● **Stated goal**
Check each line of the records below and collect those that include the word "如果用天平称".

● **Records contained in a dataset**

__________________________________________________

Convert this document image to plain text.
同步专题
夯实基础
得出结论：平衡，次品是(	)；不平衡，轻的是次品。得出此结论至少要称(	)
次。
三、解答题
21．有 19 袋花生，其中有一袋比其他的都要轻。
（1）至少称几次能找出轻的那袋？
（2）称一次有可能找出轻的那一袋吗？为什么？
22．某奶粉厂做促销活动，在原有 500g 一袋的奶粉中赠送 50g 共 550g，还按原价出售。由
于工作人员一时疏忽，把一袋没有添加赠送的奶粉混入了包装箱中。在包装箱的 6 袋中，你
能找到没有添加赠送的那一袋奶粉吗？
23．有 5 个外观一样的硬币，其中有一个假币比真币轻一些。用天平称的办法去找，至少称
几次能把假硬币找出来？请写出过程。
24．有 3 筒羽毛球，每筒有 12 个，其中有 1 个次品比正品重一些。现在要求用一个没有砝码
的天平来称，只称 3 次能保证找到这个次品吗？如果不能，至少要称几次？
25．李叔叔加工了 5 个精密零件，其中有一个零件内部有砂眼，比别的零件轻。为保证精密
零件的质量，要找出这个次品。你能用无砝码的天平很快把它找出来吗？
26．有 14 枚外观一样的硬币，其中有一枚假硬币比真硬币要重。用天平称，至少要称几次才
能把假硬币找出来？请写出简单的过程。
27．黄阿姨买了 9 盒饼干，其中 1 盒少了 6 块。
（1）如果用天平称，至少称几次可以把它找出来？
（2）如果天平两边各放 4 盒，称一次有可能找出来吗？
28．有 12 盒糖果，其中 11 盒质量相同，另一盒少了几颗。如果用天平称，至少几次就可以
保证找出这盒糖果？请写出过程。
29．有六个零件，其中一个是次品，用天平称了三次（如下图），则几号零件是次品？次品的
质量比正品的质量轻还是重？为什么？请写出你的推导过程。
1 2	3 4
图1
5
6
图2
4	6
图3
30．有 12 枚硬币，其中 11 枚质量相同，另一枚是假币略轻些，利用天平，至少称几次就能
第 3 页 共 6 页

__________________________________________________

● **Solution for this exercise**
（1）如果用天平称，至少称几次可以把它找出来？
28．有 12 盒糖果，其中 11 盒质量相同，另一盒少了几颗。如果用天平称，至少几次就可以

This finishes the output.